TASK BRIEF: Find the lines with "cyclonic" in them and copy them out.

EXTRACTED INFORMATION:
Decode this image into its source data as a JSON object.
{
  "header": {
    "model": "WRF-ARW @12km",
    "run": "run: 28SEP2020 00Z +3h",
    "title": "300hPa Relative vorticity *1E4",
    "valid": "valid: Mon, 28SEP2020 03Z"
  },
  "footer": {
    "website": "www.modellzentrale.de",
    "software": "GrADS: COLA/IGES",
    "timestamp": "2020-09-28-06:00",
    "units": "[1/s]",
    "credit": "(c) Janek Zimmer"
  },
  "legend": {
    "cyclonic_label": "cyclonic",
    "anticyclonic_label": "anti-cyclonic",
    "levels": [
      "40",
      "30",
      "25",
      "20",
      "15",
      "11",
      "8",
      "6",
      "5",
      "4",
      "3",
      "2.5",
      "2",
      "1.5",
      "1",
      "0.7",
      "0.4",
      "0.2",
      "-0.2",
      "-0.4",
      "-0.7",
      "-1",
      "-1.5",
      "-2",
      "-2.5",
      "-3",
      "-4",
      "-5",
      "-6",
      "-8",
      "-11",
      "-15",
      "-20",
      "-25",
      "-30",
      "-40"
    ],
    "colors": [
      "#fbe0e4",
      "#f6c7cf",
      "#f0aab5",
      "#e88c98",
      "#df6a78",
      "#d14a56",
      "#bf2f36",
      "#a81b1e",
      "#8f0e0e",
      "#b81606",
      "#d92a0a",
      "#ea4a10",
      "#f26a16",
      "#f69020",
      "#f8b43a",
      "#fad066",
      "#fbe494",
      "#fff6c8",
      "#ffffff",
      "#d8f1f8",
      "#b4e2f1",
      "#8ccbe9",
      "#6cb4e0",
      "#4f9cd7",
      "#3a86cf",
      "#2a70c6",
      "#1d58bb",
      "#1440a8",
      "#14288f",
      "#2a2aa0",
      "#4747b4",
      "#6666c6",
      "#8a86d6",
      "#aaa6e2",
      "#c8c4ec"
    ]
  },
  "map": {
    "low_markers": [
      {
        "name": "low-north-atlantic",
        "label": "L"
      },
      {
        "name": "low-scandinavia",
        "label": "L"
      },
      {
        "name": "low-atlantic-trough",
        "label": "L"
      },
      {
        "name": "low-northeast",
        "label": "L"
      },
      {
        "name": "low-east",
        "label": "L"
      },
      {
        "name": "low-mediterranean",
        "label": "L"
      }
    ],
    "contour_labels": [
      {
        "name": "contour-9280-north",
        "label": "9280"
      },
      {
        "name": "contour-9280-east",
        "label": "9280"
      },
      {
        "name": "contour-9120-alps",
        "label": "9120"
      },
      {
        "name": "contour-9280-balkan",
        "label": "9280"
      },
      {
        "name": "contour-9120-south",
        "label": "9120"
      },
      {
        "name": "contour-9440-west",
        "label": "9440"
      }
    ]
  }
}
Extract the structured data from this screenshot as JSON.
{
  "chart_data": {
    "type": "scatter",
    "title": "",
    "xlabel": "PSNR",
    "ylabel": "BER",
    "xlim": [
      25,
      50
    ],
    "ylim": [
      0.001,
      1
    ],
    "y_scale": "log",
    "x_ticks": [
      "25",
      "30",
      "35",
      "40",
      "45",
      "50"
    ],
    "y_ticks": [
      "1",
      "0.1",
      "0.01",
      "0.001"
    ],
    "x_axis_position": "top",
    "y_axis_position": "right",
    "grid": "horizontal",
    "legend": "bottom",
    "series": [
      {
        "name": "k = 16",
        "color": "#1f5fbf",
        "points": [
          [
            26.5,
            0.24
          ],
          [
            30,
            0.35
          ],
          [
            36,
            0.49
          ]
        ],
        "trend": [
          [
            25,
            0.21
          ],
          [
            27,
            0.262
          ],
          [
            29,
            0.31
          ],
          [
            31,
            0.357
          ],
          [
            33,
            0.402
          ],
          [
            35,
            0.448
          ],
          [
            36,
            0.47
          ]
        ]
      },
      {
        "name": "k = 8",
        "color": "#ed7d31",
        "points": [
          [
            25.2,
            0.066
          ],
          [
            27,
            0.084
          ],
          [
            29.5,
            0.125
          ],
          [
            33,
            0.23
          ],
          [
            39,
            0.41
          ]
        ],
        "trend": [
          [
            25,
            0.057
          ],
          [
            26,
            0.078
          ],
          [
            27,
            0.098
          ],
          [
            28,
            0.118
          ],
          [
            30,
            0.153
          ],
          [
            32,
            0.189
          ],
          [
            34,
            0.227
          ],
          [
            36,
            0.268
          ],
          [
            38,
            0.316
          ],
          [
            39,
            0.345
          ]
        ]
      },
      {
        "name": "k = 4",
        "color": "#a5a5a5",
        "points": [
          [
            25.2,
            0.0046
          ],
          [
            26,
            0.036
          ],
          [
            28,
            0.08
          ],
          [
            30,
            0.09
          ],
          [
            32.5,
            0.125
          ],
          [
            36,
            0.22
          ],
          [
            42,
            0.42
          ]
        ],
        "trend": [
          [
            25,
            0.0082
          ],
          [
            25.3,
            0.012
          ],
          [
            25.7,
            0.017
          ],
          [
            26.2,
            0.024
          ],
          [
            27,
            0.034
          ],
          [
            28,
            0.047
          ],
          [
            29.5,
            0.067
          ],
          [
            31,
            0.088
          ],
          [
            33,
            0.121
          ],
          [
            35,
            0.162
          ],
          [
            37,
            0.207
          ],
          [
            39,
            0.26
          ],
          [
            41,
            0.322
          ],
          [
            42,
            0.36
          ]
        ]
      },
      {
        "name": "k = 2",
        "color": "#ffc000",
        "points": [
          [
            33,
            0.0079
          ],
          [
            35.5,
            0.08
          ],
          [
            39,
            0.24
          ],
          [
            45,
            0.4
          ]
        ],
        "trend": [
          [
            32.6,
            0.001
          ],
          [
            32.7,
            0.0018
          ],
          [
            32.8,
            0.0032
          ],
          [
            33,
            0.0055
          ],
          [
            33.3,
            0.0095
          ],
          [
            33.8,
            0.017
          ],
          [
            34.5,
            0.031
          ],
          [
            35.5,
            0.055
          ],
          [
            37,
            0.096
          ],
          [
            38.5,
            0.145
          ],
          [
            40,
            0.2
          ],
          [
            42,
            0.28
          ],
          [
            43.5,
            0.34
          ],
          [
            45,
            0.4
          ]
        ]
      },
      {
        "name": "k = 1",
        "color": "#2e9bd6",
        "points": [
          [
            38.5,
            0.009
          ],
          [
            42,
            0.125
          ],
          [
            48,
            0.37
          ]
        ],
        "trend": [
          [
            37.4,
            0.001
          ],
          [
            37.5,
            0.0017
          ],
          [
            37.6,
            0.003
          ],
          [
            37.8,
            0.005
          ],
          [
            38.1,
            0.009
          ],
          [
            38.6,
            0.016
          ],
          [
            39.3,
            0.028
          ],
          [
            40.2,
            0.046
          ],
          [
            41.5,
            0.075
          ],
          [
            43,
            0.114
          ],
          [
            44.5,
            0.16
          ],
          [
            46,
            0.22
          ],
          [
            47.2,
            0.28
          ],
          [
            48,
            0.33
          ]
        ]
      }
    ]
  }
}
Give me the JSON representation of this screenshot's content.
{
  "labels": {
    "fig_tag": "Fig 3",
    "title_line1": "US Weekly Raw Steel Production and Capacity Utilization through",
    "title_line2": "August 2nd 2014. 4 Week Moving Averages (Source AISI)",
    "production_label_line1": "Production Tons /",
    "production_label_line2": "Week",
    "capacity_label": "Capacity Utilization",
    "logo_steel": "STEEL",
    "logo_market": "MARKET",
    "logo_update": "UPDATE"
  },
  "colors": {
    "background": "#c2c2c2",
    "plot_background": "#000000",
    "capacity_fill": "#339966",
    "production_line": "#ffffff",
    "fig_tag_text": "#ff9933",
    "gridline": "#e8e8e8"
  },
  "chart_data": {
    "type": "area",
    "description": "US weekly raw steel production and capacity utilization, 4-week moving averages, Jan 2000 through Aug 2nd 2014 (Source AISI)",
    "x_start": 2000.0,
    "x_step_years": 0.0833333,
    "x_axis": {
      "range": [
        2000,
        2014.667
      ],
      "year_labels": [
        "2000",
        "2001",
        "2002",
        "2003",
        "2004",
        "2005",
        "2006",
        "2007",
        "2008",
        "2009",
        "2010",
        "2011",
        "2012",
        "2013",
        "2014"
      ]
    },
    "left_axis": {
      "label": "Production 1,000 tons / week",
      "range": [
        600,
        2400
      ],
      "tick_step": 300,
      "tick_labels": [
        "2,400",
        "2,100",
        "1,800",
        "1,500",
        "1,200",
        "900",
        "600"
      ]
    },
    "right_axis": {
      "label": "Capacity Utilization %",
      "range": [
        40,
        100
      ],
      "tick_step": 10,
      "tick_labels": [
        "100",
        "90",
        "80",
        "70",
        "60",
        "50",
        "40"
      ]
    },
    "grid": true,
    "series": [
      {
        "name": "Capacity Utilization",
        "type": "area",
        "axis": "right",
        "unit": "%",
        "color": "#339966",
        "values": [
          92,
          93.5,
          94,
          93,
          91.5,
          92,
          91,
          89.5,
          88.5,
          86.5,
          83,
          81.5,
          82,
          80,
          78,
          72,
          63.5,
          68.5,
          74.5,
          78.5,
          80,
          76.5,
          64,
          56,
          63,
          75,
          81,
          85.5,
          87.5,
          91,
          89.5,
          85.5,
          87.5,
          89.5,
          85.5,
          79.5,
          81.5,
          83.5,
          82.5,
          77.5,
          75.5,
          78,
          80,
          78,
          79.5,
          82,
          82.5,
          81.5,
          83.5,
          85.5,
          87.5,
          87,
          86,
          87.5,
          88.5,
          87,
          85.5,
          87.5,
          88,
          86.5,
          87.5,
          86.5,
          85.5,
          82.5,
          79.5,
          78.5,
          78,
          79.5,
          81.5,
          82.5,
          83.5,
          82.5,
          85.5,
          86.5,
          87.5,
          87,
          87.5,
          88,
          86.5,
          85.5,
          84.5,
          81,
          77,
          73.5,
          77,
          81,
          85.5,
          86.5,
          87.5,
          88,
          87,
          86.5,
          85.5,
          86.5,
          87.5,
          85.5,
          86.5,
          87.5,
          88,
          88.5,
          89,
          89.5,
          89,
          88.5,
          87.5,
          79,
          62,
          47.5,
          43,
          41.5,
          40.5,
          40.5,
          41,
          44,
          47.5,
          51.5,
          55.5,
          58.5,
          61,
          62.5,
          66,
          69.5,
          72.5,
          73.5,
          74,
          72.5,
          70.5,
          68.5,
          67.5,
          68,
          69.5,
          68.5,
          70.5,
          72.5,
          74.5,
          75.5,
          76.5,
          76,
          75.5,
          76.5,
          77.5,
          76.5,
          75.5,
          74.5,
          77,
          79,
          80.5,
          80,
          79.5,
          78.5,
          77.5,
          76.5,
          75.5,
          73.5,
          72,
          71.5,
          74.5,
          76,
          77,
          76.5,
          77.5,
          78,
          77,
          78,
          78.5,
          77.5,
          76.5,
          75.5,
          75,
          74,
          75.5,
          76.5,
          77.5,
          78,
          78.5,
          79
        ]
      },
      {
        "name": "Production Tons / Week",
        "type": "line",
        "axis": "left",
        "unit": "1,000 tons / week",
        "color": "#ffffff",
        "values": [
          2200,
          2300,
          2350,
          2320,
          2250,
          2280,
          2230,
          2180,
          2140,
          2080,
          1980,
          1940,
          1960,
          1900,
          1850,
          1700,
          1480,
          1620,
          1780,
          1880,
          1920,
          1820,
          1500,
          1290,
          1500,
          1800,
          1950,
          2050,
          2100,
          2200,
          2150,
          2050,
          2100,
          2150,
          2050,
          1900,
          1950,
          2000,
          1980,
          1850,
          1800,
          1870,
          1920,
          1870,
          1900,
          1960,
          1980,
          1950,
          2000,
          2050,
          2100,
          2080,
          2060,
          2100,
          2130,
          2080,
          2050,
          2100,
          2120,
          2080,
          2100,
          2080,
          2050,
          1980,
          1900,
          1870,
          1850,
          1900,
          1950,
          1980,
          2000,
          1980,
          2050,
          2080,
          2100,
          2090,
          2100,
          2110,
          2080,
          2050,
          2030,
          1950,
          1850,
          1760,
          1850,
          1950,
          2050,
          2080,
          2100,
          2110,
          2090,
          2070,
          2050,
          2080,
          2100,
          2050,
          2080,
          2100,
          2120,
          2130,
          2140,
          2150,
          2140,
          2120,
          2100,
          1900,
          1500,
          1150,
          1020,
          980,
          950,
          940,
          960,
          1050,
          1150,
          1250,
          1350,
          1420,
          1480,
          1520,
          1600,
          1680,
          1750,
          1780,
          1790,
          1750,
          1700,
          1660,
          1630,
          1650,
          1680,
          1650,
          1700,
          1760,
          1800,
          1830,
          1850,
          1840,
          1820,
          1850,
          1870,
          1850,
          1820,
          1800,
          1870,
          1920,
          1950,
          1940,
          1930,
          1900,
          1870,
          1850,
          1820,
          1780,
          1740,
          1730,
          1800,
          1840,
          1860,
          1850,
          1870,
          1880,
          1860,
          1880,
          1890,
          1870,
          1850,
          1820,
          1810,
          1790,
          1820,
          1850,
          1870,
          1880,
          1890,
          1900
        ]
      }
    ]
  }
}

EXERCISE SOLUTION:
    "cyclonic_label": "cyclonic",
    "anticyclonic_label": "anti-cyclonic",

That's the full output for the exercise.